Dataset records
--- START ---
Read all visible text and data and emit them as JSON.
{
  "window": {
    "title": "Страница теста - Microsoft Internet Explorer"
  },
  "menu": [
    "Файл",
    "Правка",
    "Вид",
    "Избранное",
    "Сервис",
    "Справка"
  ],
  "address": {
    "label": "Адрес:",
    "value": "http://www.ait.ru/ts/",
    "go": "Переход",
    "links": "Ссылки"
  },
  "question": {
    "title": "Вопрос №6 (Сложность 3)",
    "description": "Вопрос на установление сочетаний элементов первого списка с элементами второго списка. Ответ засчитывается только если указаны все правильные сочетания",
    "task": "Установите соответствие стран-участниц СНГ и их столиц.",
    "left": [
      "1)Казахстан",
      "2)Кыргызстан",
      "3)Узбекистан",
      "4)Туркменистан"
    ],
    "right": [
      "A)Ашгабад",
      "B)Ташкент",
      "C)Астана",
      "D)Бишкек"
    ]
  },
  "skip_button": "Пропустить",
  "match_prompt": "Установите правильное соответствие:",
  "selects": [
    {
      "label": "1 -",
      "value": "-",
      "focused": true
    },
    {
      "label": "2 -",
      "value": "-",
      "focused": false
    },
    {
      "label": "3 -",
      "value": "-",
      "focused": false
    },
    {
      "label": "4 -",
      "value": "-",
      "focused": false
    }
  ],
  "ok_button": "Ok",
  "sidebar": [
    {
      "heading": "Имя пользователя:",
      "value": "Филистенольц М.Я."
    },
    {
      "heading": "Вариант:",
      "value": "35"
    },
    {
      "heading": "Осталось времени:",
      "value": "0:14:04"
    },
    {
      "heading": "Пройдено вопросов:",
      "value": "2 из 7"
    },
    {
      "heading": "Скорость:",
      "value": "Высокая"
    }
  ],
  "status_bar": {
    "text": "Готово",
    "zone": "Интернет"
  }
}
--- END ---
--- START ---
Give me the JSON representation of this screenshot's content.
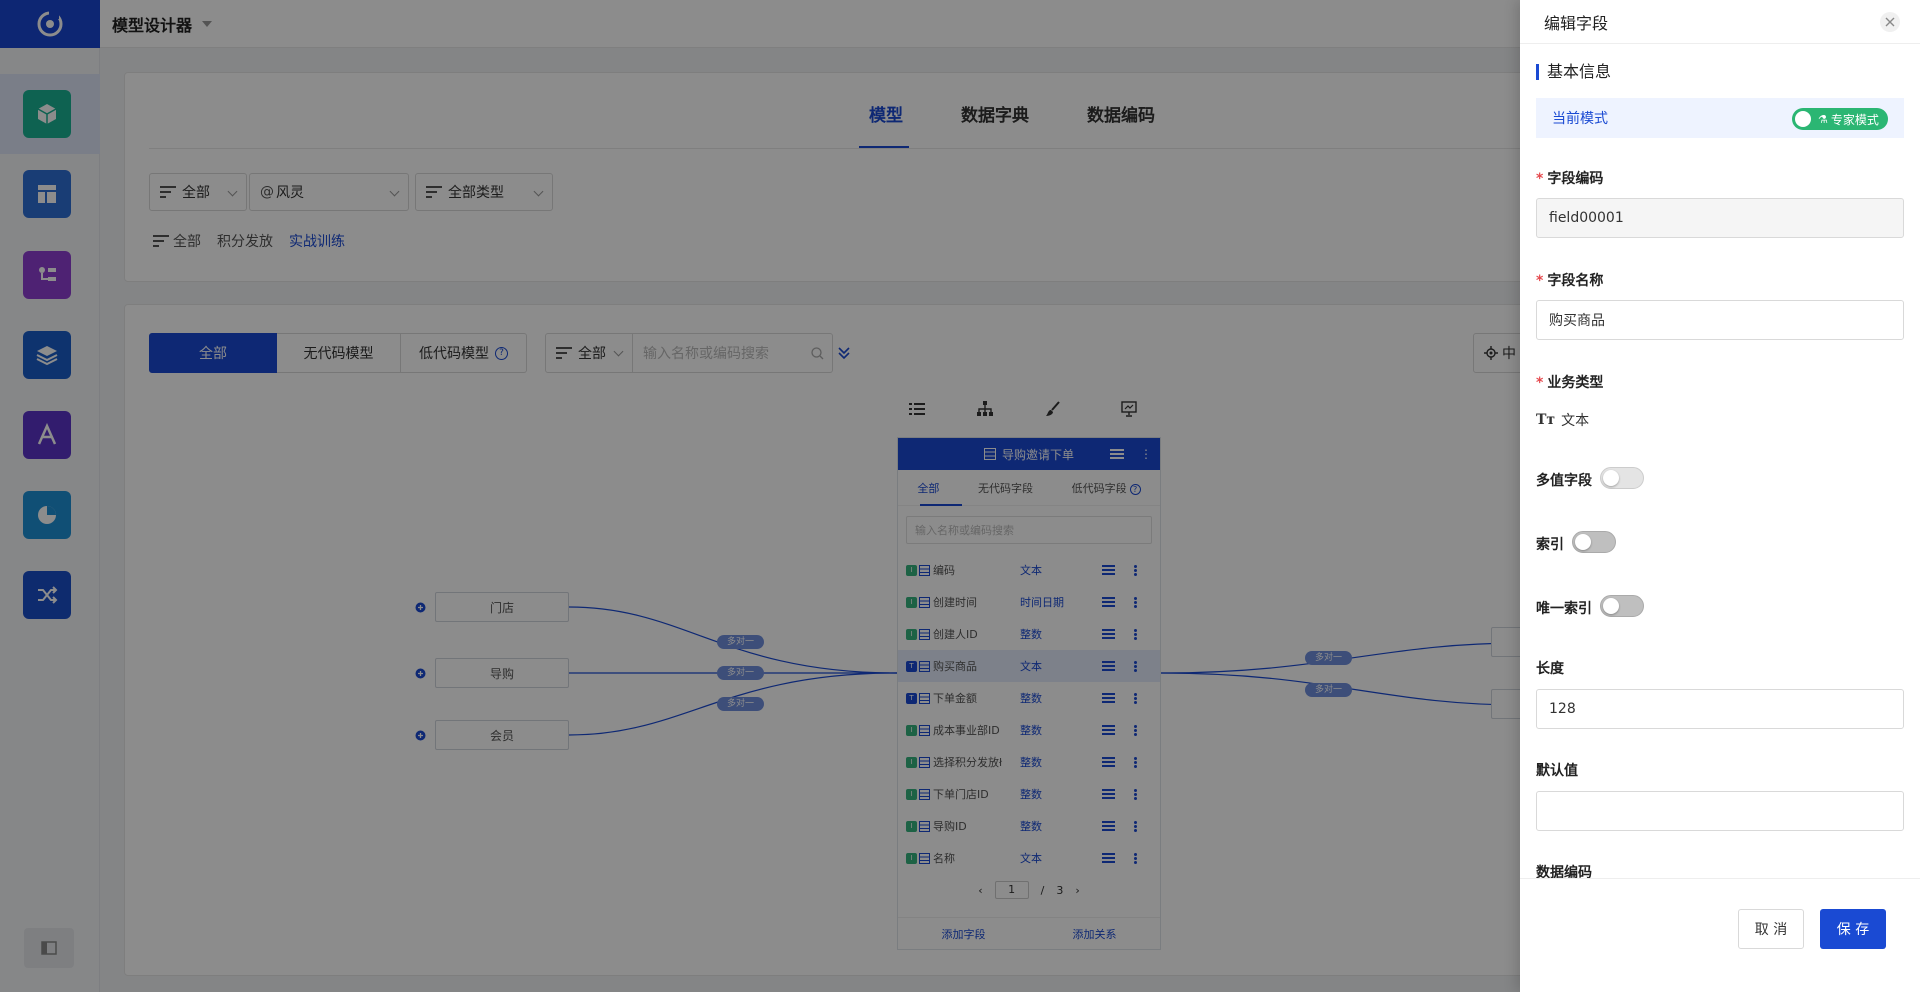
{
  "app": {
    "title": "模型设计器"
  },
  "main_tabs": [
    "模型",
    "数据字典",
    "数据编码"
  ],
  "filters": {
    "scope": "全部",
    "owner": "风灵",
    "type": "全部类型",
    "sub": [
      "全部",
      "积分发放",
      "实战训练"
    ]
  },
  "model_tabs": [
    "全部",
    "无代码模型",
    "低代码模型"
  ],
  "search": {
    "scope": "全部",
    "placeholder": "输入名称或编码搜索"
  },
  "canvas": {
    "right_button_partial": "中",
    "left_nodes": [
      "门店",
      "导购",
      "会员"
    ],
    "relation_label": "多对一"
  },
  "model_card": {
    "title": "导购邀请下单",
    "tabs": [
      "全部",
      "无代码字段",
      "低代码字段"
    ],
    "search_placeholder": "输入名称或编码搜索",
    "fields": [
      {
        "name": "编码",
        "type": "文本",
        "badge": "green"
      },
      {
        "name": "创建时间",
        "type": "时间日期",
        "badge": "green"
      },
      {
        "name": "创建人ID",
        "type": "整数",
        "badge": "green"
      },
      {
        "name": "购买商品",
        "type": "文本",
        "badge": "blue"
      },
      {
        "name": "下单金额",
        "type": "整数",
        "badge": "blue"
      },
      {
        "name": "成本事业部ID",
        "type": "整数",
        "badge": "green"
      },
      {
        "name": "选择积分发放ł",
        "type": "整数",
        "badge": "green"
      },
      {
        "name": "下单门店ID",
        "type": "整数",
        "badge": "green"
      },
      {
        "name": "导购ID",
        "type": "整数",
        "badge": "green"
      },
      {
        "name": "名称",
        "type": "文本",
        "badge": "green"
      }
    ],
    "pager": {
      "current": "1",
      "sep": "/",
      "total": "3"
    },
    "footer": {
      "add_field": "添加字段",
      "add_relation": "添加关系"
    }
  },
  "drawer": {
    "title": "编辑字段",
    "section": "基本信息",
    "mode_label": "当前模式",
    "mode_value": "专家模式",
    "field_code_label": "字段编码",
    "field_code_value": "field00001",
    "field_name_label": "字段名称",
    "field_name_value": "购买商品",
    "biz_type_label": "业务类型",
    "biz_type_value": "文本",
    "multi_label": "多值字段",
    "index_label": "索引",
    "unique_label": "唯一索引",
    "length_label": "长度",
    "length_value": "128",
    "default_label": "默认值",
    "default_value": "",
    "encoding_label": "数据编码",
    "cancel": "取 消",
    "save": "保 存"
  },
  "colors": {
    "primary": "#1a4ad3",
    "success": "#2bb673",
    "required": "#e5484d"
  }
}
--- END ---
--- START ---
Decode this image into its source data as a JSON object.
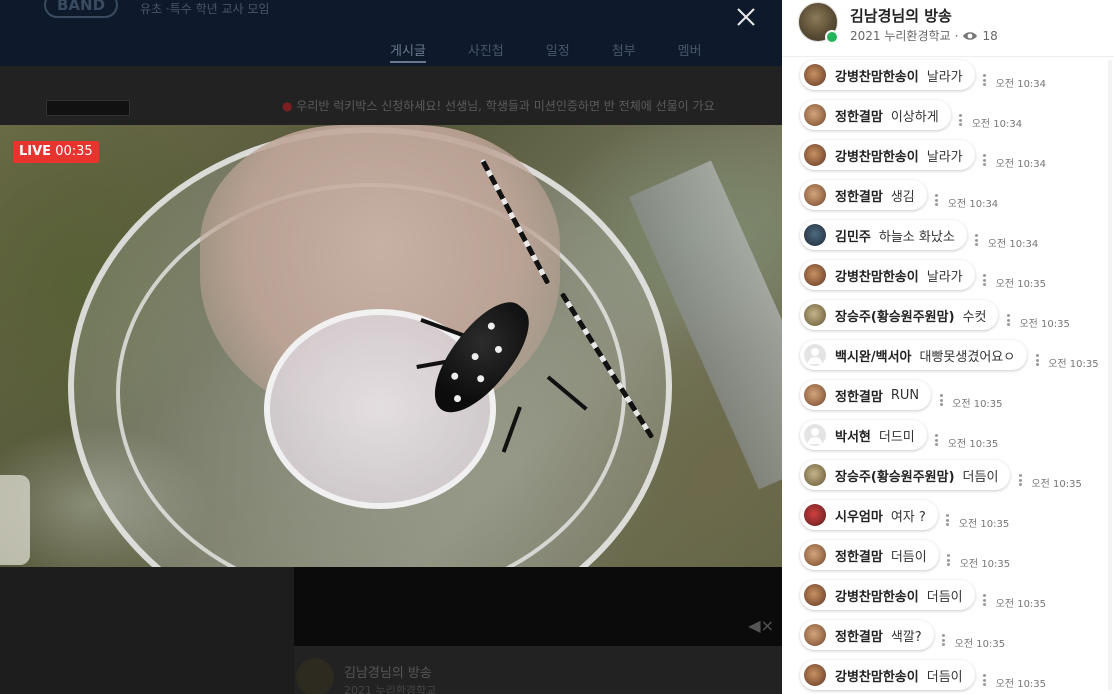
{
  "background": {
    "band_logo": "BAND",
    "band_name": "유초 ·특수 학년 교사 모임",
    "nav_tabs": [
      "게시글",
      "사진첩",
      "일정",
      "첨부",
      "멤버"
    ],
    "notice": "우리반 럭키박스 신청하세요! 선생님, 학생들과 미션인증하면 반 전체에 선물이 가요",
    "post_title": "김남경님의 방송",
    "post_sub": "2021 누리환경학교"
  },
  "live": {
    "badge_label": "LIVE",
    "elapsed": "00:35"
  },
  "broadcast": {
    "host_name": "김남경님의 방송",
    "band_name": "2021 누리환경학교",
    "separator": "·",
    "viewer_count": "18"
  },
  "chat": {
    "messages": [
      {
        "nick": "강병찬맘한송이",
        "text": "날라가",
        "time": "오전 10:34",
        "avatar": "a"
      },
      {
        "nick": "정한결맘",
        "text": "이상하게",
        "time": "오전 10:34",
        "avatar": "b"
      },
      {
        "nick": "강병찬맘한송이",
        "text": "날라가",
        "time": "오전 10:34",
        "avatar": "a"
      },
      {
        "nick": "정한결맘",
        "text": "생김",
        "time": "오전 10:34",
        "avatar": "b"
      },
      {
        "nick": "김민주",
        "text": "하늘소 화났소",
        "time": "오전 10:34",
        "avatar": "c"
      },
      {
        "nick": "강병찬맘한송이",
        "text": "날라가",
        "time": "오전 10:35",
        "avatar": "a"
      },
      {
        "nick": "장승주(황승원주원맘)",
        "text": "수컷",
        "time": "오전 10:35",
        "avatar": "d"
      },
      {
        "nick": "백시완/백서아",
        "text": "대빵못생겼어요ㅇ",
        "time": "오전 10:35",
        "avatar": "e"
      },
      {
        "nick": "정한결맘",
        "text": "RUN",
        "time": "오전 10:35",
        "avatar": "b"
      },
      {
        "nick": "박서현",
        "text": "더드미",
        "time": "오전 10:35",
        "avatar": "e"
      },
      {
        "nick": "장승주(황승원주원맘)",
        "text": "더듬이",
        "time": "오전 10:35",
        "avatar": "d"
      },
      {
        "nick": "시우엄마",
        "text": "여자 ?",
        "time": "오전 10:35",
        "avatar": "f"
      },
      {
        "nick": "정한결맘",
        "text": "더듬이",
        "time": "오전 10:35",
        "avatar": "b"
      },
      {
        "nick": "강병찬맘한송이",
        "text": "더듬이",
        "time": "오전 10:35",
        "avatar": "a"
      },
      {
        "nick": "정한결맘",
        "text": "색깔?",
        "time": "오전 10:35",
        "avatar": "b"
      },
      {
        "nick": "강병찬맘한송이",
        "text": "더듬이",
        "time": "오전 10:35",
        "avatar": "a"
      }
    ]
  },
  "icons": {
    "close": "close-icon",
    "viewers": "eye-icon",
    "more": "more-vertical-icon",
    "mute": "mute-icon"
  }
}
--- END ---
◆ DIRECTIONS FOR THIS TASK
Reply with nothing but the number of lines that contain the word "누리환경학교".

◆ THE RESULT
2